Reproduce every line in the listing that contains the word "type".

Stored data:
»»

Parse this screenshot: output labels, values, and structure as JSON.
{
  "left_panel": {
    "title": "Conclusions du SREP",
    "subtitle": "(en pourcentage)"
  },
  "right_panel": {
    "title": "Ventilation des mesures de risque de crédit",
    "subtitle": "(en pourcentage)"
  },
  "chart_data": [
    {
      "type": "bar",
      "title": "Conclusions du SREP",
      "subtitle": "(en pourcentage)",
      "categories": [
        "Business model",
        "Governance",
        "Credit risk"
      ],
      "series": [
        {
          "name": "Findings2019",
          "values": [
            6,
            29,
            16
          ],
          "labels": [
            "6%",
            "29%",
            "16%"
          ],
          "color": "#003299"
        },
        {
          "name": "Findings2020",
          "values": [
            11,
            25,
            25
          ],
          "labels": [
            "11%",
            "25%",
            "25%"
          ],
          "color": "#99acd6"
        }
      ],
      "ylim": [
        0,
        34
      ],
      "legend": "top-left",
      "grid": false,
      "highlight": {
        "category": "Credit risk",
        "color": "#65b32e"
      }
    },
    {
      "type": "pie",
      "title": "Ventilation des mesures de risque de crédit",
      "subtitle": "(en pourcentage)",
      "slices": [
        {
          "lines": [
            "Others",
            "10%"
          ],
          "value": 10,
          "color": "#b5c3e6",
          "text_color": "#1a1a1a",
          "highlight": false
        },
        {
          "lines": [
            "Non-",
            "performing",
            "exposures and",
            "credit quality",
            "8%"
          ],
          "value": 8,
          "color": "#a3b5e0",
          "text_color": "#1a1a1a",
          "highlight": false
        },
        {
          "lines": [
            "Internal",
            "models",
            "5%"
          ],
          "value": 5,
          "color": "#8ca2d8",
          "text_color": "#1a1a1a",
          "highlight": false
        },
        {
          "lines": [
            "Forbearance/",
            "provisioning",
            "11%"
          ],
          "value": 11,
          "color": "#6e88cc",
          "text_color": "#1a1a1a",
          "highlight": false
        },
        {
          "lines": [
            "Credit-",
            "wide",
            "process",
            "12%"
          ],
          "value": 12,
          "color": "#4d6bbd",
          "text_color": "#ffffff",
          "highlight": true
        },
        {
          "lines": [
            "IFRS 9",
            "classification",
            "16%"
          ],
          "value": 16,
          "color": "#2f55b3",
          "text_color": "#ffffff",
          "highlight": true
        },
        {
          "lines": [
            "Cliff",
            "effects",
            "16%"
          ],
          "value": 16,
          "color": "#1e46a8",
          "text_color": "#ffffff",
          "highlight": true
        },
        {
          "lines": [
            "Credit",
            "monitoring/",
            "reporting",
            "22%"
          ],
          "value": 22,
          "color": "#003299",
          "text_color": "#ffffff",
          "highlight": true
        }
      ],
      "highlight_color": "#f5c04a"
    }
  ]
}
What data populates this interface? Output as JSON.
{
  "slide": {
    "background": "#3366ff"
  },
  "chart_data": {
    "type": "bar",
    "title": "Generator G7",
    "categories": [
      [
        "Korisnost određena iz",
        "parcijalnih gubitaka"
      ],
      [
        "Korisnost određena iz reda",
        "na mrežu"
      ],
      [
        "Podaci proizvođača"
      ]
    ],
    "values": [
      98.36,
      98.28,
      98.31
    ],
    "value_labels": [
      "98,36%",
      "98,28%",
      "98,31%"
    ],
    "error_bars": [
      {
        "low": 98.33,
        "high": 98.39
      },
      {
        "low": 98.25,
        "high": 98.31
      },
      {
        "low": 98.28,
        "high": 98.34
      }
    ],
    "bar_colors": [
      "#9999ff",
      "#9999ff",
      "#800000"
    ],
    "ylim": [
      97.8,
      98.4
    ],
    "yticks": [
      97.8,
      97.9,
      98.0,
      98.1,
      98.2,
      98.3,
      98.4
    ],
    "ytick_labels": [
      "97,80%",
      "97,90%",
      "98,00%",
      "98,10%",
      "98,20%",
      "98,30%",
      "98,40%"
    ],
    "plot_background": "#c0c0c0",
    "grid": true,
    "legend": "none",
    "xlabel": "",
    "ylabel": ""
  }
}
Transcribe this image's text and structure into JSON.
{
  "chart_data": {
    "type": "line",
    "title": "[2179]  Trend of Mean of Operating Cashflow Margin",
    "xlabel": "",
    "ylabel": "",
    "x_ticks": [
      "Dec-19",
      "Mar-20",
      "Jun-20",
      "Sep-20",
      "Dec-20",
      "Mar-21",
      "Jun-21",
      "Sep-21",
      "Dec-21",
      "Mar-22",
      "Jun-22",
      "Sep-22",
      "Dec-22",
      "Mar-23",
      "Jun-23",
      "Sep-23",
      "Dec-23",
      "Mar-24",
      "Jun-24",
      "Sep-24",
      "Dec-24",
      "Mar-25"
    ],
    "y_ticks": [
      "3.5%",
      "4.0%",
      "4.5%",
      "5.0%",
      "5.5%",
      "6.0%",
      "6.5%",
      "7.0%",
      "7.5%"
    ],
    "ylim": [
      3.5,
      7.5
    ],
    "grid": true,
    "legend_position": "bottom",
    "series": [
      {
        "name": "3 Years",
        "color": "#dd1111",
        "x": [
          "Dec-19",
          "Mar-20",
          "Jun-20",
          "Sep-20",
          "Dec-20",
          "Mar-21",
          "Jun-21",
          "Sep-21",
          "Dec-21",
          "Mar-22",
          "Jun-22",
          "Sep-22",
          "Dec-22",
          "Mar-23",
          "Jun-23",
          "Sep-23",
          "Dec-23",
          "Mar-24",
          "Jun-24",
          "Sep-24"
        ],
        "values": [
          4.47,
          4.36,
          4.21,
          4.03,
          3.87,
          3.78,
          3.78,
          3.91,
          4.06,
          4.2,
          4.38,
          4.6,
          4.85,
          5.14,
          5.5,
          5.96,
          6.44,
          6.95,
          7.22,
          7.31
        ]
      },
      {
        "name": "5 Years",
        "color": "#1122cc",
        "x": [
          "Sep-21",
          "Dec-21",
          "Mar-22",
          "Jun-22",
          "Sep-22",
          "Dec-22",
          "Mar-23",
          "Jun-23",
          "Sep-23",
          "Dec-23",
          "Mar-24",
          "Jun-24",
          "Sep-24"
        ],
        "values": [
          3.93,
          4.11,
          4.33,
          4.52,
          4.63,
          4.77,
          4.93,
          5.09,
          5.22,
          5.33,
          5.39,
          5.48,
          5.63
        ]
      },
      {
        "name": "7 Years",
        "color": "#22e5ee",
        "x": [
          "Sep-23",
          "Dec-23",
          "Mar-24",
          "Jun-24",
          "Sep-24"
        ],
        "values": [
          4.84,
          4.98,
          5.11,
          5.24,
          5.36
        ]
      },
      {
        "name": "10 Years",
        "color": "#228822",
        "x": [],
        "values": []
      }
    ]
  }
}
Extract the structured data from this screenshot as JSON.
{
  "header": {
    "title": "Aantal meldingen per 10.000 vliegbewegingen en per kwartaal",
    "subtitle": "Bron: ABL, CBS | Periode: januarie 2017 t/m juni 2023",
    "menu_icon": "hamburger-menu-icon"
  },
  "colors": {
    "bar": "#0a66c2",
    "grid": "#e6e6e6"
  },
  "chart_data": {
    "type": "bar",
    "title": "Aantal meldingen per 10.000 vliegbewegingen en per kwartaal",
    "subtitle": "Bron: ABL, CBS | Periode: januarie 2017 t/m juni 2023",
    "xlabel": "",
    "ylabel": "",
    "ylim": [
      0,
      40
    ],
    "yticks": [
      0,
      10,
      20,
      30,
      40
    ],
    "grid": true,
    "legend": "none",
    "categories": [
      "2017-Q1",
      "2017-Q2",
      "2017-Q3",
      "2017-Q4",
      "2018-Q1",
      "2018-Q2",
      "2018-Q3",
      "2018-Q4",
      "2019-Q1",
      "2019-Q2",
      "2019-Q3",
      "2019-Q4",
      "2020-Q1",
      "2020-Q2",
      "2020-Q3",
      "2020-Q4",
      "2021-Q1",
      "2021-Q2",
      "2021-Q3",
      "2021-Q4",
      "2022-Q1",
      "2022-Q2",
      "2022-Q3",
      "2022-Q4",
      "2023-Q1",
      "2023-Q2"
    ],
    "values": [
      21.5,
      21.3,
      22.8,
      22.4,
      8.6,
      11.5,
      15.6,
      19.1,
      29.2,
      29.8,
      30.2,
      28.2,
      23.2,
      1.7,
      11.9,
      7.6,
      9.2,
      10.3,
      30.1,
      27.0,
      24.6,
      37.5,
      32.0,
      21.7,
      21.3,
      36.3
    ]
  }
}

««

EXERCISE RESULT:
      "type": "bar",
      "type": "pie",
    "type": "bar",
    "type": "line",
    "type": "bar",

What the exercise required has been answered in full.